[Stored entries]
[start]

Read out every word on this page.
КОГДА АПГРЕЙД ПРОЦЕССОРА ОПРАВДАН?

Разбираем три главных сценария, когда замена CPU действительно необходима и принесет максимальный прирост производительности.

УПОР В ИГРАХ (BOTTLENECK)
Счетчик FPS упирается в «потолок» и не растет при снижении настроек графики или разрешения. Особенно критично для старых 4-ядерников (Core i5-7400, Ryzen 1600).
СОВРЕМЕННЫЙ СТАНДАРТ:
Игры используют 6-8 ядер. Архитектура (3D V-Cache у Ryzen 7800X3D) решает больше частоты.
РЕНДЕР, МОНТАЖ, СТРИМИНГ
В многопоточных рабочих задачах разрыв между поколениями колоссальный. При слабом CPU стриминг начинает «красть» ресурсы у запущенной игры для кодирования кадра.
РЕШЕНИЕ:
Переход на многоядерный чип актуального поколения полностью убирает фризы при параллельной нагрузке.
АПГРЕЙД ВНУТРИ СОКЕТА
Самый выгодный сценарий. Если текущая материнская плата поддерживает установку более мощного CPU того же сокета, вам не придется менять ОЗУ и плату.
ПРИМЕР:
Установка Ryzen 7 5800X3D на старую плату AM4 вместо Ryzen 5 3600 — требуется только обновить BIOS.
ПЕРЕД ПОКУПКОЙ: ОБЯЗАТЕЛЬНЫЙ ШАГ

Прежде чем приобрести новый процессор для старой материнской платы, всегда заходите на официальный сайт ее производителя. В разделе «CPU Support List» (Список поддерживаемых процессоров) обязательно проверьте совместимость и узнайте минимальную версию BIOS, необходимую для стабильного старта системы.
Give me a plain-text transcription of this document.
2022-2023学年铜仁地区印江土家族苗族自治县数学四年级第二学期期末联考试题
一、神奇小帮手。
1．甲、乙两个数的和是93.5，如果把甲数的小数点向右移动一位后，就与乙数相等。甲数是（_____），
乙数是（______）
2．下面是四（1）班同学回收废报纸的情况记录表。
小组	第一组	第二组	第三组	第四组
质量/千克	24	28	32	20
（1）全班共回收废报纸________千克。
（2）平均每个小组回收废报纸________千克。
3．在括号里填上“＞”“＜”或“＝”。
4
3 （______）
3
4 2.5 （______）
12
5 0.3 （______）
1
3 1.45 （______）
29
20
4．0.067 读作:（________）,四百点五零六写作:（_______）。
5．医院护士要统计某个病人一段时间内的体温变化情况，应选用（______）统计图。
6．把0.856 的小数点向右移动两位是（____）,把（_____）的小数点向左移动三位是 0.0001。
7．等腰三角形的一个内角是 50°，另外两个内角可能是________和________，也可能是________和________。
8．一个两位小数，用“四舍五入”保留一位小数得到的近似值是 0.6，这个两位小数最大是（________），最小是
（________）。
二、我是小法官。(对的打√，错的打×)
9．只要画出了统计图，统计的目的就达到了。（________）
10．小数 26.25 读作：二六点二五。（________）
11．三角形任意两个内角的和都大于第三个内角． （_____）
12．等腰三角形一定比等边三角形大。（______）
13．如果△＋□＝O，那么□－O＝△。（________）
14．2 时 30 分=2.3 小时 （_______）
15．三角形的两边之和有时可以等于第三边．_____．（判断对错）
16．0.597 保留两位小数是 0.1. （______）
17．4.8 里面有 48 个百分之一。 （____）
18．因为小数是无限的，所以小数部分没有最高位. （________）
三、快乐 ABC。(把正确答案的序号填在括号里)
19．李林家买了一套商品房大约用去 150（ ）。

[end]

## WRITTEN EXERCISE
Set down every line of the listing above again, exactly as given.

## SOLUTION
Read out every word on this page.
КОГДА АПГРЕЙД ПРОЦЕССОРА ОПРАВДАН?

Разбираем три главных сценария, когда замена CPU действительно необходима и принесет максимальный прирост производительности.

УПОР В ИГРАХ (BOTTLENECK)
Счетчик FPS упирается в «потолок» и не растет при снижении настроек графики или разрешения. Особенно критично для старых 4-ядерников (Core i5-7400, Ryzen 1600).
СОВРЕМЕННЫЙ СТАНДАРТ:
Игры используют 6-8 ядер. Архитектура (3D V-Cache у Ryzen 7800X3D) решает больше частоты.
РЕНДЕР, МОНТАЖ, СТРИМИНГ
В многопоточных рабочих задачах разрыв между поколениями колоссальный. При слабом CPU стриминг начинает «красть» ресурсы у запущенной игры для кодирования кадра.
РЕШЕНИЕ:
Переход на многоядерный чип актуального поколения полностью убирает фризы при параллельной нагрузке.
АПГРЕЙД ВНУТРИ СОКЕТА
Самый выгодный сценарий. Если текущая материнская плата поддерживает установку более мощного CPU того же сокета, вам не придется менять ОЗУ и плату.
ПРИМЕР:
Установка Ryzen 7 5800X3D на старую плату AM4 вместо Ryzen 5 3600 — требуется только обновить BIOS.
ПЕРЕД ПОКУПКОЙ: ОБЯЗАТЕЛЬНЫЙ ШАГ

Прежде чем приобрести новый процессор для старой материнской платы, всегда заходите на официальный сайт ее производителя. В разделе «CPU Support List» (Список поддерживаемых процессоров) обязательно проверьте совместимость и узнайте минимальную версию BIOS, необходимую для стабильного старта системы.
Give me a plain-text transcription of this document.
2022-2023学年铜仁地区印江土家族苗族自治县数学四年级第二学期期末联考试题
一、神奇小帮手。
1．甲、乙两个数的和是93.5，如果把甲数的小数点向右移动一位后，就与乙数相等。甲数是（_____），
乙数是（______）
2．下面是四（1）班同学回收废报纸的情况记录表。
小组	第一组	第二组	第三组	第四组
质量/千克	24	28	32	20
（1）全班共回收废报纸________千克。
（2）平均每个小组回收废报纸________千克。
3．在括号里填上“＞”“＜”或“＝”。
4
3 （______）
3
4 2.5 （______）
12
5 0.3 （______）
1
3 1.45 （______）
29
20
4．0.067 读作:（________）,四百点五零六写作:（_______）。
5．医院护士要统计某个病人一段时间内的体温变化情况，应选用（______）统计图。
6．把0.856 的小数点向右移动两位是（____）,把（_____）的小数点向左移动三位是 0.0001。
7．等腰三角形的一个内角是 50°，另外两个内角可能是________和________，也可能是________和________。
8．一个两位小数，用“四舍五入”保留一位小数得到的近似值是 0.6，这个两位小数最大是（________），最小是
（________）。
二、我是小法官。(对的打√，错的打×)
9．只要画出了统计图，统计的目的就达到了。（________）
10．小数 26.25 读作：二六点二五。（________）
11．三角形任意两个内角的和都大于第三个内角． （_____）
12．等腰三角形一定比等边三角形大。（______）
13．如果△＋□＝O，那么□－O＝△。（________）
14．2 时 30 分=2.3 小时 （_______）
15．三角形的两边之和有时可以等于第三边．_____．（判断对错）
16．0.597 保留两位小数是 0.1. （______）
17．4.8 里面有 48 个百分之一。 （____）
18．因为小数是无限的，所以小数部分没有最高位. （________）
三、快乐 ABC。(把正确答案的序号填在括号里)
19．李林家买了一套商品房大约用去 150（ ）。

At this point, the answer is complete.